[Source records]

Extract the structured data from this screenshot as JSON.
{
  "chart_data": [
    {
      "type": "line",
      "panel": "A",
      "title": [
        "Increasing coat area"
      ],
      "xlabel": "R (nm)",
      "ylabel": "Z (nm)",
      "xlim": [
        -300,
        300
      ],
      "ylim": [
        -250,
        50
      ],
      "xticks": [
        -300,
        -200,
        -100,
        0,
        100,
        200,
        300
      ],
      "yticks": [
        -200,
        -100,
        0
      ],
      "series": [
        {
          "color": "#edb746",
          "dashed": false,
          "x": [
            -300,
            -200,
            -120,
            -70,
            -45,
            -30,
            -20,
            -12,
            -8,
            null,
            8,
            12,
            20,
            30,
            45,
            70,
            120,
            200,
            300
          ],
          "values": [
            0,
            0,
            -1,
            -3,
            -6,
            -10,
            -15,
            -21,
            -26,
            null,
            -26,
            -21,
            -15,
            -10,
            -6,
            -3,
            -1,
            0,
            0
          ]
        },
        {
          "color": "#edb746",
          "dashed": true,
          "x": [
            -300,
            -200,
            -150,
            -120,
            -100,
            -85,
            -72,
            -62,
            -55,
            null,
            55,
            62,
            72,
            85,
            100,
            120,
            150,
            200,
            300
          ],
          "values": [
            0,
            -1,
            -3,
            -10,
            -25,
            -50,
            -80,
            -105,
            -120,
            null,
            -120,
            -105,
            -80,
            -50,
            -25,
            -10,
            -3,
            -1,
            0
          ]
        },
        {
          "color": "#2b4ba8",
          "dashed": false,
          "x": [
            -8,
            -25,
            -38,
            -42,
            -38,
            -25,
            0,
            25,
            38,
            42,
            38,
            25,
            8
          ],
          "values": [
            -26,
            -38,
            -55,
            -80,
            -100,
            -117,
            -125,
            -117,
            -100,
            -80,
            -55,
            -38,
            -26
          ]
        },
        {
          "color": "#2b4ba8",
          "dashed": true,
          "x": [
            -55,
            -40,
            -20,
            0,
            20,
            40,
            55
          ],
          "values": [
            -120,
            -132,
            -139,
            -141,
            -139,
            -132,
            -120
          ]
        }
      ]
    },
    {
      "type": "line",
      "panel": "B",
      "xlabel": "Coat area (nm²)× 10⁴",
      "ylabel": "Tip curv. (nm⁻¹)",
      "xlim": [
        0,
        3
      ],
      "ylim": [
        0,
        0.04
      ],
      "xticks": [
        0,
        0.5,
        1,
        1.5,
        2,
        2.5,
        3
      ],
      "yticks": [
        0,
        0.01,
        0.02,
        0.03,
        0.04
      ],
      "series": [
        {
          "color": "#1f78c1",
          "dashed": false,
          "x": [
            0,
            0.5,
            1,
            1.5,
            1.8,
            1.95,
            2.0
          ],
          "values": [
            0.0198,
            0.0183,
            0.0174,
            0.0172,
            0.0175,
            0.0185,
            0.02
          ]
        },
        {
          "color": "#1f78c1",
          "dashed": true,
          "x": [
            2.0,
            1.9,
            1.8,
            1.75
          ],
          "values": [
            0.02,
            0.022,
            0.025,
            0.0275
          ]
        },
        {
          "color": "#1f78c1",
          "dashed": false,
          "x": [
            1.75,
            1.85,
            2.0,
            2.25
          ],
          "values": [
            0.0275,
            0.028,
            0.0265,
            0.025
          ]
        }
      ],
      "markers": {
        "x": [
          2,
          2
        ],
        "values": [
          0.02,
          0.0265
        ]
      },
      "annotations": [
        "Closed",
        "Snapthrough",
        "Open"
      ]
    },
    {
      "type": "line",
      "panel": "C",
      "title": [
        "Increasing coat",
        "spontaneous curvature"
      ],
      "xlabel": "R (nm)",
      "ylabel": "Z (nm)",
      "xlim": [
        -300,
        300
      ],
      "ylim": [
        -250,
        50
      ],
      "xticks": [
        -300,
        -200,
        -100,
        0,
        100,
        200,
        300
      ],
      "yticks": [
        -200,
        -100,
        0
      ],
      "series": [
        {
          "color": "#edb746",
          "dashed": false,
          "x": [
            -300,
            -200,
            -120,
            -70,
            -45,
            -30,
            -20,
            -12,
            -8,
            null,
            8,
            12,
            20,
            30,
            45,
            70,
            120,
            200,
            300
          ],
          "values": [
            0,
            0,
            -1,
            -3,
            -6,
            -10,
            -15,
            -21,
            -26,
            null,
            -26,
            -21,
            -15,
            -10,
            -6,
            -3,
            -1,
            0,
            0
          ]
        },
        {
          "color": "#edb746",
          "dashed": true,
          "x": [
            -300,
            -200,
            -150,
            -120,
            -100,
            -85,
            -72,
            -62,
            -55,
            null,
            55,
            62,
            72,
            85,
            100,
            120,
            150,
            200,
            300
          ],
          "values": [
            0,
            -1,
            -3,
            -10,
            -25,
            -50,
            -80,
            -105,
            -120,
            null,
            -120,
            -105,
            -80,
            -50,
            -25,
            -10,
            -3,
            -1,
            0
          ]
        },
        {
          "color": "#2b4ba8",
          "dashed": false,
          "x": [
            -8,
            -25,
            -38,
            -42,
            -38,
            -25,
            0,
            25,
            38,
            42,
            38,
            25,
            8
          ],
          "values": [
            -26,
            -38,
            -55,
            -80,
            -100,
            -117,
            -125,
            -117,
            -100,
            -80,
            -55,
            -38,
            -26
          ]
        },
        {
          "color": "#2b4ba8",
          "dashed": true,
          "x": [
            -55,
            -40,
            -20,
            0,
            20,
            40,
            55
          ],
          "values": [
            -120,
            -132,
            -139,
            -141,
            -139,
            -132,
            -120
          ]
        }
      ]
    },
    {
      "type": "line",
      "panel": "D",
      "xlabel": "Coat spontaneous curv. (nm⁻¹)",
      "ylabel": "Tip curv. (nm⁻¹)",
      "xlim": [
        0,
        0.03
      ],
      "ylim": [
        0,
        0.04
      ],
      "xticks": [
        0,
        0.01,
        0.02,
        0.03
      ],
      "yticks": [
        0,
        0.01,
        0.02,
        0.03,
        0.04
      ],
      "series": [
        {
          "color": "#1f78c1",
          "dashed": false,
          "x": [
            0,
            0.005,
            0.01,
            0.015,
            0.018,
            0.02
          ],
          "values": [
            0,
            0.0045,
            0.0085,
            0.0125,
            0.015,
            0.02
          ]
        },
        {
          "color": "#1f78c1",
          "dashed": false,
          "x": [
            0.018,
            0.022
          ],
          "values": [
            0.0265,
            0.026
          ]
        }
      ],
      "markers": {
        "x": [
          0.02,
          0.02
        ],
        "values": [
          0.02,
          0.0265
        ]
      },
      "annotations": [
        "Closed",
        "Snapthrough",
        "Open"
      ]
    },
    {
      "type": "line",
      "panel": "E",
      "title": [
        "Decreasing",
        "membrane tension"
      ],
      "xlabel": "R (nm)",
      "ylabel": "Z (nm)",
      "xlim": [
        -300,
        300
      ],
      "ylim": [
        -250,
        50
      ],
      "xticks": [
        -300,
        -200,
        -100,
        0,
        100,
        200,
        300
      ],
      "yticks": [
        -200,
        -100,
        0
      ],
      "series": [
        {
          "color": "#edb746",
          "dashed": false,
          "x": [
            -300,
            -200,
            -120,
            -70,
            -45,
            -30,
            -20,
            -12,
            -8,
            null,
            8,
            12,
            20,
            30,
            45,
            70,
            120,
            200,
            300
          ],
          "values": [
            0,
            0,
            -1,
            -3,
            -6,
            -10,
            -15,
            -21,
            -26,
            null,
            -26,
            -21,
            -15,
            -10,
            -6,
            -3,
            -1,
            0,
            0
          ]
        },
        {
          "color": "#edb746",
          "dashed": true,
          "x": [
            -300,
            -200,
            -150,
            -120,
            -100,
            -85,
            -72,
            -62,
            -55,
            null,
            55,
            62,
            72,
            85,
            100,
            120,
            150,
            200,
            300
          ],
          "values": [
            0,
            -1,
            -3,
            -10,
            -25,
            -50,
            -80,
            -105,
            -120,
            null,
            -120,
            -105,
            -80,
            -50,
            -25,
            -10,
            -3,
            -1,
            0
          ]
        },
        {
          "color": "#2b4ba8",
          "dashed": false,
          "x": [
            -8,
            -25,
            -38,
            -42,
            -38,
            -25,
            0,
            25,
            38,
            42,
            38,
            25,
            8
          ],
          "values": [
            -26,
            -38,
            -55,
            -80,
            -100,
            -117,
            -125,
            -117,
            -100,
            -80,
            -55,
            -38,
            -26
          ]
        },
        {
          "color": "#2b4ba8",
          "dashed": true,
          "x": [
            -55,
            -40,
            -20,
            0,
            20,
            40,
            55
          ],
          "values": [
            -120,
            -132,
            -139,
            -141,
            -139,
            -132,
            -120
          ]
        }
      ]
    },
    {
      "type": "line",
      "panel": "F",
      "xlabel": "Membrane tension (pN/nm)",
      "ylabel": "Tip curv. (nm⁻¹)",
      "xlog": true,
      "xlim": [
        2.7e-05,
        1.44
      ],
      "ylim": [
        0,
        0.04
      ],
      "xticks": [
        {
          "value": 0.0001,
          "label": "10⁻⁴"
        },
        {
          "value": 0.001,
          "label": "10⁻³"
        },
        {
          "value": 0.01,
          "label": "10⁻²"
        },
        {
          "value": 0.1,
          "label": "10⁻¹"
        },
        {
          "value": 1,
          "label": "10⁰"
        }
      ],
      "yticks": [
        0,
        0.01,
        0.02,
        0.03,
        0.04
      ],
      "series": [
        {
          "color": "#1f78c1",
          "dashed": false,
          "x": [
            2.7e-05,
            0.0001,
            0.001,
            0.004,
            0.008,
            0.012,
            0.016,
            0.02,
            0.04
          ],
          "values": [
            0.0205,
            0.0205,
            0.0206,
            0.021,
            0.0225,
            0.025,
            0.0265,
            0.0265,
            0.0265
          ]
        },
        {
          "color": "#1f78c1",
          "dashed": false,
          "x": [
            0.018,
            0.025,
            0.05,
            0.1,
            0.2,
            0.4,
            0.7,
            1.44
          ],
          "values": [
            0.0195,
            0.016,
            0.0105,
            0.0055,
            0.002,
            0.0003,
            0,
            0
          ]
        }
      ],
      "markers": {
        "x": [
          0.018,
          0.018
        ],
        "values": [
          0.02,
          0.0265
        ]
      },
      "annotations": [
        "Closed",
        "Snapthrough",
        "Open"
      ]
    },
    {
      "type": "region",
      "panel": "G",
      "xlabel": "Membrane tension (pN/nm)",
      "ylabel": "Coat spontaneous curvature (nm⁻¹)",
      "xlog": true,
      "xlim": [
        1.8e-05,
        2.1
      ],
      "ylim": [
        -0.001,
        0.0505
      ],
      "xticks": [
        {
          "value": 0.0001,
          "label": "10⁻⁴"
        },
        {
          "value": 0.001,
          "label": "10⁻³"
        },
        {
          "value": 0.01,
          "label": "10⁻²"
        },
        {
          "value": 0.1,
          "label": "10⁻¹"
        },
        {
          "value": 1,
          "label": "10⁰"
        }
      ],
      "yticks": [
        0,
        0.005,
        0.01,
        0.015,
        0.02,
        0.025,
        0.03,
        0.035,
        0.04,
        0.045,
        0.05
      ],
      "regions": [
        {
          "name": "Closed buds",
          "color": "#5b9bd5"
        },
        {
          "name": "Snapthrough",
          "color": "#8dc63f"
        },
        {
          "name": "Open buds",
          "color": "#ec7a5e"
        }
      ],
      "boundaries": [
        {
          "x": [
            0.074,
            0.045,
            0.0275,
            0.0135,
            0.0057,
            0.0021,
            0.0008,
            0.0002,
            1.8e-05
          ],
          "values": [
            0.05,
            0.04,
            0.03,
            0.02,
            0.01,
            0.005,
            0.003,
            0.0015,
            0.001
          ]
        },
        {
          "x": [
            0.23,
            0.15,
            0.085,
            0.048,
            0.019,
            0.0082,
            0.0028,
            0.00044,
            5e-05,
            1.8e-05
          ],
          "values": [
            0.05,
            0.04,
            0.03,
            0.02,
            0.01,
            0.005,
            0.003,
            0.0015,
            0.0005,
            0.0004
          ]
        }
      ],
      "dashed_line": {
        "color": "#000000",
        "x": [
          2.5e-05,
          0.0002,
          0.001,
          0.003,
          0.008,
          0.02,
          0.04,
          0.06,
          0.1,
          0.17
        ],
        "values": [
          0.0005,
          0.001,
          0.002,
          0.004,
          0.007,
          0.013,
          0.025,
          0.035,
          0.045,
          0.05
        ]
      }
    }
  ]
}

- **STATED GOAL**
Pick every line with "area" in it and copy it.

- **RESPONSE FOR THIS EXERCISE**
        "Increasing coat area"
      "xlabel": "Coat area (nm²)× 10⁴",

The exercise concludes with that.